— Begin Material provided —

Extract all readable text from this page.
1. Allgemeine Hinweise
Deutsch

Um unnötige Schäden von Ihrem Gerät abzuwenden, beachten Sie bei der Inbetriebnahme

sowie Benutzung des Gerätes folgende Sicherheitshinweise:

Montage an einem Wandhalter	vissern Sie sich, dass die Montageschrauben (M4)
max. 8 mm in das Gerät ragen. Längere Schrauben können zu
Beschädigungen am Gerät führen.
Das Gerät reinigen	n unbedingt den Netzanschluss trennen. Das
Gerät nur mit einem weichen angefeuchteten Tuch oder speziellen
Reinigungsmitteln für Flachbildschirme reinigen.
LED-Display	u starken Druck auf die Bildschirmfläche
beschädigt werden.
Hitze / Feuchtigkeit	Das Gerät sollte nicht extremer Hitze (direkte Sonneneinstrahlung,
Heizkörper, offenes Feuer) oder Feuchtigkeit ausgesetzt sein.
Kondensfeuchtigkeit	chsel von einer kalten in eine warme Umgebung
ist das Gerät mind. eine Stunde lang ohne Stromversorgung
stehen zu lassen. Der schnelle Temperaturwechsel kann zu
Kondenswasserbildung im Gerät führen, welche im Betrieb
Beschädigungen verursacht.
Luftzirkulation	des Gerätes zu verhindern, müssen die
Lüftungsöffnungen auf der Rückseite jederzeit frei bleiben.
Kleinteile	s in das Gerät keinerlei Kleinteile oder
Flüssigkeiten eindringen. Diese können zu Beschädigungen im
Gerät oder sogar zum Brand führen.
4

— End Material provided —

◆ Work to do ◆
Write out every record, exactly as written.

◆ Exercise solution ◆
Extract all readable text from this page.
1. Allgemeine Hinweise
Deutsch

Um unnötige Schäden von Ihrem Gerät abzuwenden, beachten Sie bei der Inbetriebnahme

sowie Benutzung des Gerätes folgende Sicherheitshinweise:

Montage an einem Wandhalter	vissern Sie sich, dass die Montageschrauben (M4)
max. 8 mm in das Gerät ragen. Längere Schrauben können zu
Beschädigungen am Gerät führen.
Das Gerät reinigen	n unbedingt den Netzanschluss trennen. Das
Gerät nur mit einem weichen angefeuchteten Tuch oder speziellen
Reinigungsmitteln für Flachbildschirme reinigen.
LED-Display	u starken Druck auf die Bildschirmfläche
beschädigt werden.
Hitze / Feuchtigkeit	Das Gerät sollte nicht extremer Hitze (direkte Sonneneinstrahlung,
Heizkörper, offenes Feuer) oder Feuchtigkeit ausgesetzt sein.
Kondensfeuchtigkeit	chsel von einer kalten in eine warme Umgebung
ist das Gerät mind. eine Stunde lang ohne Stromversorgung
stehen zu lassen. Der schnelle Temperaturwechsel kann zu
Kondenswasserbildung im Gerät führen, welche im Betrieb
Beschädigungen verursacht.
Luftzirkulation	des Gerätes zu verhindern, müssen die
Lüftungsöffnungen auf der Rückseite jederzeit frei bleiben.
Kleinteile	s in das Gerät keinerlei Kleinteile oder
Flüssigkeiten eindringen. Diese können zu Beschädigungen im
Gerät oder sogar zum Brand führen.
4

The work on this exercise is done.